§ THE EXERCISE: Work through the data below line by line and say how many lines hold "EMGG"; give only the number.

Recorded data:
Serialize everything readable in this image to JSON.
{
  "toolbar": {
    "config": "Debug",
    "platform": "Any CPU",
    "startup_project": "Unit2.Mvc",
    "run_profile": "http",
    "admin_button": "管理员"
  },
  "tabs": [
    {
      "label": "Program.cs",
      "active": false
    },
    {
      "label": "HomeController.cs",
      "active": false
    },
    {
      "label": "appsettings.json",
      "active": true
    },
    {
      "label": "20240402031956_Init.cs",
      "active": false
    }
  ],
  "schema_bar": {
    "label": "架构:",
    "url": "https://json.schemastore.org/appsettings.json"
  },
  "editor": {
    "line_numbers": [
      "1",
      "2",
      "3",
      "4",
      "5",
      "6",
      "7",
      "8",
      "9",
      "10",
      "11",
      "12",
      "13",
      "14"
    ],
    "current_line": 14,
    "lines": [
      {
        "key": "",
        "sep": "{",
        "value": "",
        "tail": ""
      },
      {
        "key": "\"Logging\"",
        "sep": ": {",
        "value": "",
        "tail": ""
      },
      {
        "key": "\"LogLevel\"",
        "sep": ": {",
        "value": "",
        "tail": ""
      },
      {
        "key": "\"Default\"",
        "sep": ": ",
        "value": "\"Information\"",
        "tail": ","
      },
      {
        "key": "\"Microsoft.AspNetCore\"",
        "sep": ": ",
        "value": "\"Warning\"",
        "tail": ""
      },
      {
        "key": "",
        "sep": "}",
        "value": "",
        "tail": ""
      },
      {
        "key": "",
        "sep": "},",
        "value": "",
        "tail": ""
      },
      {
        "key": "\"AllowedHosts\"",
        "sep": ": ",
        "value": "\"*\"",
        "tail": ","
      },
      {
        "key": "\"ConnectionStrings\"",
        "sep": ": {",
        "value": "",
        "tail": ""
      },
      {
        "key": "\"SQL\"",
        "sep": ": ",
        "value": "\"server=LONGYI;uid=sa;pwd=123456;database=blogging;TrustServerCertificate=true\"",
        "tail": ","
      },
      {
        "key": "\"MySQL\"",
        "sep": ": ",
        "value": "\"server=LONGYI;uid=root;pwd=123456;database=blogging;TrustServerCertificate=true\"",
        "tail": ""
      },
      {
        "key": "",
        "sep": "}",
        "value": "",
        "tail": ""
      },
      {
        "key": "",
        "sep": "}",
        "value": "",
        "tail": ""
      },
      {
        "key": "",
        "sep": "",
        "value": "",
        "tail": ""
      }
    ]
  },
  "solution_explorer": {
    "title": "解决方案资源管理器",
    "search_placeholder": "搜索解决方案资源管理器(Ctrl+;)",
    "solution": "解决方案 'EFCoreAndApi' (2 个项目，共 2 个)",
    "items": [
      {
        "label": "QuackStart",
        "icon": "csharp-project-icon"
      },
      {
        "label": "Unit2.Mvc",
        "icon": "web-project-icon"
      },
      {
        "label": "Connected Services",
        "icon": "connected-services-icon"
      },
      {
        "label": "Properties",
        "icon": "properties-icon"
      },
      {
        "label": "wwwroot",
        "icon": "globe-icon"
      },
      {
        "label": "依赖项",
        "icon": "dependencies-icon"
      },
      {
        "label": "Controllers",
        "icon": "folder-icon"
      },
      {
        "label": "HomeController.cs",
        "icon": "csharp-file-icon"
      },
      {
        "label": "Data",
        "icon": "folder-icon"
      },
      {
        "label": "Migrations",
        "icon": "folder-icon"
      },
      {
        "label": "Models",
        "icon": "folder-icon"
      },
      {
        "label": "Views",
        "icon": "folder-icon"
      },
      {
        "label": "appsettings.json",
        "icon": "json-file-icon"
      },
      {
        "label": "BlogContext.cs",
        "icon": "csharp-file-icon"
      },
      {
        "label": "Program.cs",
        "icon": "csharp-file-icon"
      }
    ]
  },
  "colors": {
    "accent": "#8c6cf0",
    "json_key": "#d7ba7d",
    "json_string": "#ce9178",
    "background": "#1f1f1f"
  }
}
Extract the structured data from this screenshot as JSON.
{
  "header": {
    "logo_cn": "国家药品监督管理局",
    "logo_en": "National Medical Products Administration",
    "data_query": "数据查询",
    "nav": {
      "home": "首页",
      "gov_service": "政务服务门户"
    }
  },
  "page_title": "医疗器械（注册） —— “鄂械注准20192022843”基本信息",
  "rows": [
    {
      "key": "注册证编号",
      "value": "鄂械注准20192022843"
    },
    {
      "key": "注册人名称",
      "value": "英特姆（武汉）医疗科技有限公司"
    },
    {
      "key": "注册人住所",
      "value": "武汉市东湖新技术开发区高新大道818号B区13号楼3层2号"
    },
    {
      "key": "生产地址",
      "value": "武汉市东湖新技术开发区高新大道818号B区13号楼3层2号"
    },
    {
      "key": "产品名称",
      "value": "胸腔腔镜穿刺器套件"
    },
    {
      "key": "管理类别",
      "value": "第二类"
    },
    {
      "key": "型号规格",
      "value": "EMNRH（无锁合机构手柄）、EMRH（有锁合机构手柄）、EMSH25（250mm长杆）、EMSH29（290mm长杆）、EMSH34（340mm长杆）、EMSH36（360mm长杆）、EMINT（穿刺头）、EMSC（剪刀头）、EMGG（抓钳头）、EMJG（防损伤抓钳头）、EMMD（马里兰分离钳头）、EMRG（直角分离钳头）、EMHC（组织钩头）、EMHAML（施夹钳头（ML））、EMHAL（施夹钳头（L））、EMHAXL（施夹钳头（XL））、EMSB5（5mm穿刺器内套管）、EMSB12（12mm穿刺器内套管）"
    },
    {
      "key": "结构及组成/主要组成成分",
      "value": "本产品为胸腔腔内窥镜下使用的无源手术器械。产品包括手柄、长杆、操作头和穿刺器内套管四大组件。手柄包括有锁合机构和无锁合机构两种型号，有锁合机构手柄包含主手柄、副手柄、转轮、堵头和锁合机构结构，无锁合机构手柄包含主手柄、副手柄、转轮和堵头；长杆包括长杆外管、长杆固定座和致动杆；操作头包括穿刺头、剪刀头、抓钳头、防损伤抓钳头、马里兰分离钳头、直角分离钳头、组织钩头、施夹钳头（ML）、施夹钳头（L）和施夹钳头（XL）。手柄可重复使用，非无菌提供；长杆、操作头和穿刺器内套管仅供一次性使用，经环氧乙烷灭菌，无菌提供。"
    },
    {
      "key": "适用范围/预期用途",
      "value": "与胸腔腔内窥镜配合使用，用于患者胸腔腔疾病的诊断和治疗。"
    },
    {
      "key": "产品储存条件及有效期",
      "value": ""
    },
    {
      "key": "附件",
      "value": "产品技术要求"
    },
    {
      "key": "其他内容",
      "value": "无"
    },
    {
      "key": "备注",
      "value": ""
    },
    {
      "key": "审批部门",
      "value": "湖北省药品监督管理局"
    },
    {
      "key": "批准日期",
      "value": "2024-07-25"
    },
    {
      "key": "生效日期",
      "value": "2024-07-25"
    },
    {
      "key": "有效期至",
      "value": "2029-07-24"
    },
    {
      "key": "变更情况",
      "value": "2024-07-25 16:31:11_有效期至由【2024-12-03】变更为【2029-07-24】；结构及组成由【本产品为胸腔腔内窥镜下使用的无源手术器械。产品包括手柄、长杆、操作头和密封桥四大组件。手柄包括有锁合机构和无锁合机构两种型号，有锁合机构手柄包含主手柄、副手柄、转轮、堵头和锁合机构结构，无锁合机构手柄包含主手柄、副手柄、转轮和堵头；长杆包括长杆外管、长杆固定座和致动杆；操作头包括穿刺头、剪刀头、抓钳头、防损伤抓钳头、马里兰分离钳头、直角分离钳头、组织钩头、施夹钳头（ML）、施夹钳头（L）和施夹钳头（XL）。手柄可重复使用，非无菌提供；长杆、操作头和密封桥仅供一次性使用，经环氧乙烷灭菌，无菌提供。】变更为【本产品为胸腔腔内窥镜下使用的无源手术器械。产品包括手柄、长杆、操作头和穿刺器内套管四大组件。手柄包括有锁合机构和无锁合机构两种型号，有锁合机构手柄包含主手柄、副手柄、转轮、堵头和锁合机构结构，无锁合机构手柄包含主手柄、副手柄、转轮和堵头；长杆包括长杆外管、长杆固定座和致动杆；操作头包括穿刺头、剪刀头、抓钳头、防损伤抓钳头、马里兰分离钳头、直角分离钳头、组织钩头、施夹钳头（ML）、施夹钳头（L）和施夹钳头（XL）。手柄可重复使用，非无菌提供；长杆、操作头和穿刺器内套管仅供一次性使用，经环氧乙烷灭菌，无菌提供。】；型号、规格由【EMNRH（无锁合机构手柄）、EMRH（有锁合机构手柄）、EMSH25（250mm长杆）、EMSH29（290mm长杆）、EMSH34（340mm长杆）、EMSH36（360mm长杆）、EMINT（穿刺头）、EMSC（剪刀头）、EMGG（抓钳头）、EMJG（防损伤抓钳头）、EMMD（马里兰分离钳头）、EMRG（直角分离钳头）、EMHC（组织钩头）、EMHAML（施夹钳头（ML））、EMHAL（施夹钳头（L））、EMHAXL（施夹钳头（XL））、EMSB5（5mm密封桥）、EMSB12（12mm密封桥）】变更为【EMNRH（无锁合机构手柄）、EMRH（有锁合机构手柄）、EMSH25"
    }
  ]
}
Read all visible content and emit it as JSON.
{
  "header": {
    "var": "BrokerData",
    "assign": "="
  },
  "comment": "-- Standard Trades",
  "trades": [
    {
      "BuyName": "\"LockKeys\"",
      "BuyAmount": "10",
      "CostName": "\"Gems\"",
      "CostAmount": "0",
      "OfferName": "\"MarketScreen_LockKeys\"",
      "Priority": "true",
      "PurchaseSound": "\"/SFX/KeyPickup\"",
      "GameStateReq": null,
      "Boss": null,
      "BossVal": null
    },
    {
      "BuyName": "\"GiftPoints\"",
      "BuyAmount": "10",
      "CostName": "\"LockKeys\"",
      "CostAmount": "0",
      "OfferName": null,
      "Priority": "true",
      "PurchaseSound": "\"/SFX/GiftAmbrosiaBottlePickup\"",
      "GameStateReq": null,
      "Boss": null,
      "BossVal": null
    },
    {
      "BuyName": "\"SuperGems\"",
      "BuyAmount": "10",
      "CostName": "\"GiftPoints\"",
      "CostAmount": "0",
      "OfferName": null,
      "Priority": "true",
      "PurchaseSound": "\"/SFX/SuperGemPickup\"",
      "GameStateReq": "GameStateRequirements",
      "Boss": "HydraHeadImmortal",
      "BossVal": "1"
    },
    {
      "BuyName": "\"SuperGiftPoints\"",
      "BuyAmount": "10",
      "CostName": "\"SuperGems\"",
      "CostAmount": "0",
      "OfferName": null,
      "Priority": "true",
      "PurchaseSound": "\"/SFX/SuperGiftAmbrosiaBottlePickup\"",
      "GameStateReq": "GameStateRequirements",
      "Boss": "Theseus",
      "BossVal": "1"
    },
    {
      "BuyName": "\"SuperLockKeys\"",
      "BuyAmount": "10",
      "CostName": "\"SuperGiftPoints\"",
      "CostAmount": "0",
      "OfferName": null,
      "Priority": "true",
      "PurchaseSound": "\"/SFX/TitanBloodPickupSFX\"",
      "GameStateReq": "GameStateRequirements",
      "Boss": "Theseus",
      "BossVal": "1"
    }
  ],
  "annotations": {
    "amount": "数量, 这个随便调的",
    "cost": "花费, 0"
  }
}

§ CORRECT RESPONSE: 2